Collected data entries

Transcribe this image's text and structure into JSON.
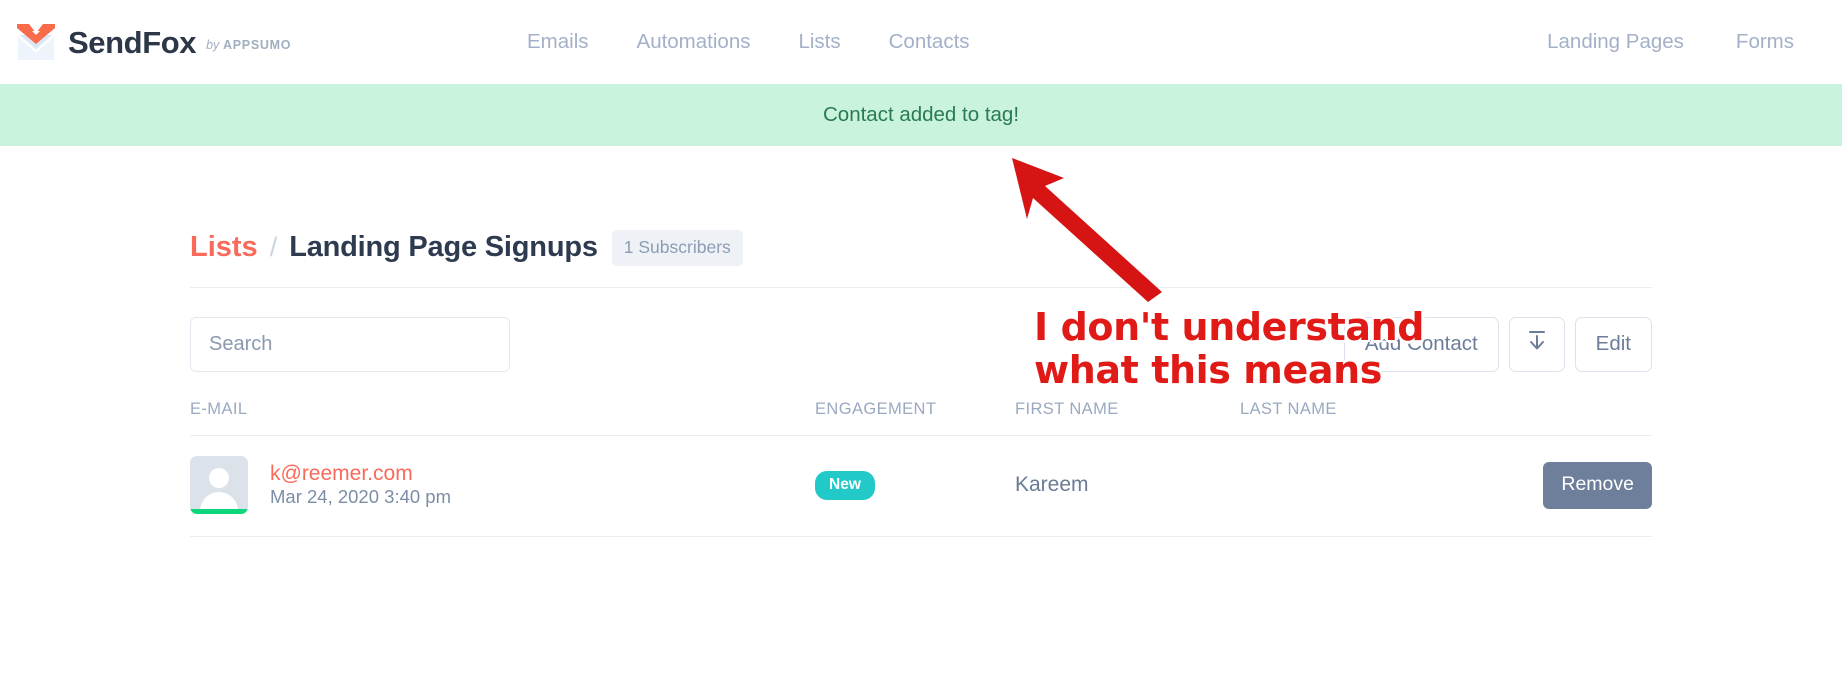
{
  "brand": {
    "name": "SendFox",
    "by_prefix": "by",
    "by_company": "APPSUMO",
    "logo_icon": "sendfox-fox-envelope-logo"
  },
  "nav": {
    "center_links": [
      {
        "label": "Emails",
        "name": "nav-link-emails"
      },
      {
        "label": "Automations",
        "name": "nav-link-automations"
      },
      {
        "label": "Lists",
        "name": "nav-link-lists"
      },
      {
        "label": "Contacts",
        "name": "nav-link-contacts"
      }
    ],
    "right_links": [
      {
        "label": "Landing Pages",
        "name": "nav-link-landing-pages"
      },
      {
        "label": "Forms",
        "name": "nav-link-forms"
      }
    ]
  },
  "alert": {
    "message": "Contact added to tag!",
    "bg_color": "#c9f3dc",
    "text_color": "#2a7a52"
  },
  "breadcrumb": {
    "parent": "Lists",
    "separator": "/",
    "title": "Landing Page Signups",
    "subscriber_badge": "1 Subscribers"
  },
  "toolbar": {
    "search_placeholder": "Search",
    "search_value": "",
    "add_contact_label": "Add Contact",
    "download_icon": "download-icon",
    "edit_label": "Edit"
  },
  "table": {
    "headers": [
      "E-MAIL",
      "ENGAGEMENT",
      "FIRST NAME",
      "LAST NAME",
      ""
    ],
    "rows": [
      {
        "avatar_icon": "user-avatar-placeholder",
        "email": "k@reemer.com",
        "date": "Mar 24, 2020 3:40 pm",
        "engagement": "New",
        "first_name": "Kareem",
        "last_name": "",
        "action_label": "Remove"
      }
    ]
  },
  "annotation": {
    "line1": "I don't understand",
    "line2": "what this means",
    "color": "#e01b17",
    "arrow_icon": "red-arrow-pointing-up-left"
  },
  "colors": {
    "brand_coral": "#f96a5a",
    "nav_text": "#a3b0c8",
    "badge_teal": "#22c9c9",
    "remove_slate": "#6d7f9b"
  }
}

- **Set problem**
Set down every entry word for word, but omit the pictures.

- **Result**
Transcribe this image's text and structure into JSON.
{
  "brand": {
    "name": "SendFox",
    "by_prefix": "by",
    "by_company": "APPSUMO",
    "logo_icon": "sendfox-fox-envelope-logo"
  },
  "nav": {
    "center_links": [
      {
        "label": "Emails",
        "name": "nav-link-emails"
      },
      {
        "label": "Automations",
        "name": "nav-link-automations"
      },
      {
        "label": "Lists",
        "name": "nav-link-lists"
      },
      {
        "label": "Contacts",
        "name": "nav-link-contacts"
      }
    ],
    "right_links": [
      {
        "label": "Landing Pages",
        "name": "nav-link-landing-pages"
      },
      {
        "label": "Forms",
        "name": "nav-link-forms"
      }
    ]
  },
  "alert": {
    "message": "Contact added to tag!",
    "bg_color": "#c9f3dc",
    "text_color": "#2a7a52"
  },
  "breadcrumb": {
    "parent": "Lists",
    "separator": "/",
    "title": "Landing Page Signups",
    "subscriber_badge": "1 Subscribers"
  },
  "toolbar": {
    "search_placeholder": "Search",
    "search_value": "",
    "add_contact_label": "Add Contact",
    "download_icon": "download-icon",
    "edit_label": "Edit"
  },
  "table": {
    "headers": [
      "E-MAIL",
      "ENGAGEMENT",
      "FIRST NAME",
      "LAST NAME",
      ""
    ],
    "rows": [
      {
        "avatar_icon": "user-avatar-placeholder",
        "email": "k@reemer.com",
        "date": "Mar 24, 2020 3:40 pm",
        "engagement": "New",
        "first_name": "Kareem",
        "last_name": "",
        "action_label": "Remove"
      }
    ]
  },
  "annotation": {
    "line1": "I don't understand",
    "line2": "what this means",
    "color": "#e01b17",
    "arrow_icon": "red-arrow-pointing-up-left"
  },
  "colors": {
    "brand_coral": "#f96a5a",
    "nav_text": "#a3b0c8",
    "badge_teal": "#22c9c9",
    "remove_slate": "#6d7f9b"
  }
}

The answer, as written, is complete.